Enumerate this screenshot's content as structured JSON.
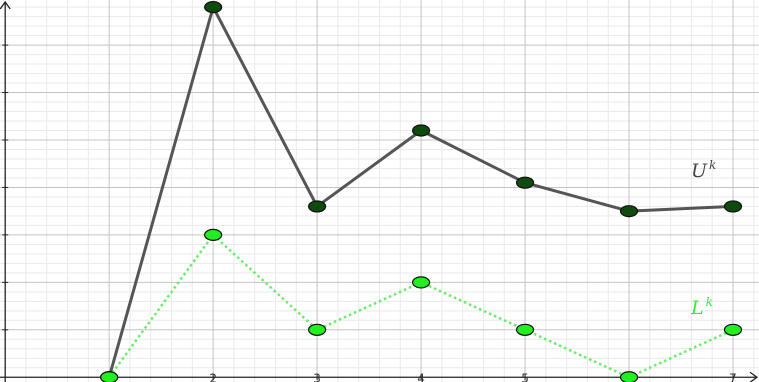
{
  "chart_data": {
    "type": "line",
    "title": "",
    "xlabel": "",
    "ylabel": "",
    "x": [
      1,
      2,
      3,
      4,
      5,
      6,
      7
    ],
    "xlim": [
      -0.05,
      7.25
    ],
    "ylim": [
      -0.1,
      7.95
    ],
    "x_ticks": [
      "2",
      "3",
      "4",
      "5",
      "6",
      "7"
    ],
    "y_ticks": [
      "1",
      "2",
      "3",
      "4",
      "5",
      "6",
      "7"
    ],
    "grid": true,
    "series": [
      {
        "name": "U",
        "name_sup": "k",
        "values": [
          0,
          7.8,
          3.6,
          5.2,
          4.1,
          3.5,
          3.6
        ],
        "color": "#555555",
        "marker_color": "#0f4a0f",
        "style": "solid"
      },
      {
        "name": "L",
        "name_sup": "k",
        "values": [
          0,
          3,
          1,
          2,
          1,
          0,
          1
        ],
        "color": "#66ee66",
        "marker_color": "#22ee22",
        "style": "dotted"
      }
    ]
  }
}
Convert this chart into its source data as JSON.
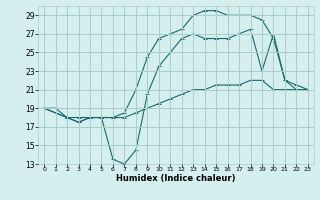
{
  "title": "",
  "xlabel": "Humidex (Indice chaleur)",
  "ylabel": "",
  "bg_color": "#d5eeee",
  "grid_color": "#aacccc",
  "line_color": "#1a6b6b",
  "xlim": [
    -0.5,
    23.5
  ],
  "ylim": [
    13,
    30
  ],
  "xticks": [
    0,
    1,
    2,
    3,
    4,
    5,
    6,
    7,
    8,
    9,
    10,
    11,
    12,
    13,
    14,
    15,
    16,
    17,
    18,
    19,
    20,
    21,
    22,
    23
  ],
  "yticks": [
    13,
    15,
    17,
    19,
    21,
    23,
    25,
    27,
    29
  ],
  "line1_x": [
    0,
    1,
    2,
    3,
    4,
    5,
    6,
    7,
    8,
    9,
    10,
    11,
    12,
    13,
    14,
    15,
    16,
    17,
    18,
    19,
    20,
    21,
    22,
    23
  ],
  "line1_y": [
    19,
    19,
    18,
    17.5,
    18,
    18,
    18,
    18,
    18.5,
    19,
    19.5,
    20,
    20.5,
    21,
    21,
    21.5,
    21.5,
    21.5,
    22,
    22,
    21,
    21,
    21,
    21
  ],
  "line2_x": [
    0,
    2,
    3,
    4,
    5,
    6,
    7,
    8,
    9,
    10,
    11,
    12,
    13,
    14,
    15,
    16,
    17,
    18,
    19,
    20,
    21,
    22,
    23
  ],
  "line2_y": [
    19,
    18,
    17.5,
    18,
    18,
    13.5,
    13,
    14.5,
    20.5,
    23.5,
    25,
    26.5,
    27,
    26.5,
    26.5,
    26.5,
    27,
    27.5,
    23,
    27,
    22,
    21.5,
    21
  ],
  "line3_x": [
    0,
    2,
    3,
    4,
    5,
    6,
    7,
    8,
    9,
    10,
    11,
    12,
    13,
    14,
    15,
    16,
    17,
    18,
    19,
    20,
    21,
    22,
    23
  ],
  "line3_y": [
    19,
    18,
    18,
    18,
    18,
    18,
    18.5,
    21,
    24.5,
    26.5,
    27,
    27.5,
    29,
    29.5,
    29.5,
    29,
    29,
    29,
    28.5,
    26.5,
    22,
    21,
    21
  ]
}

★ ★ ★ ★ ★

• **What is needed**: Identify the lines that hold the word "JSON". Copy every one of them.

• **Correct answer**:
Enumerate this screenshot's content as structured JSON.
Convert this chart into its source data as JSON.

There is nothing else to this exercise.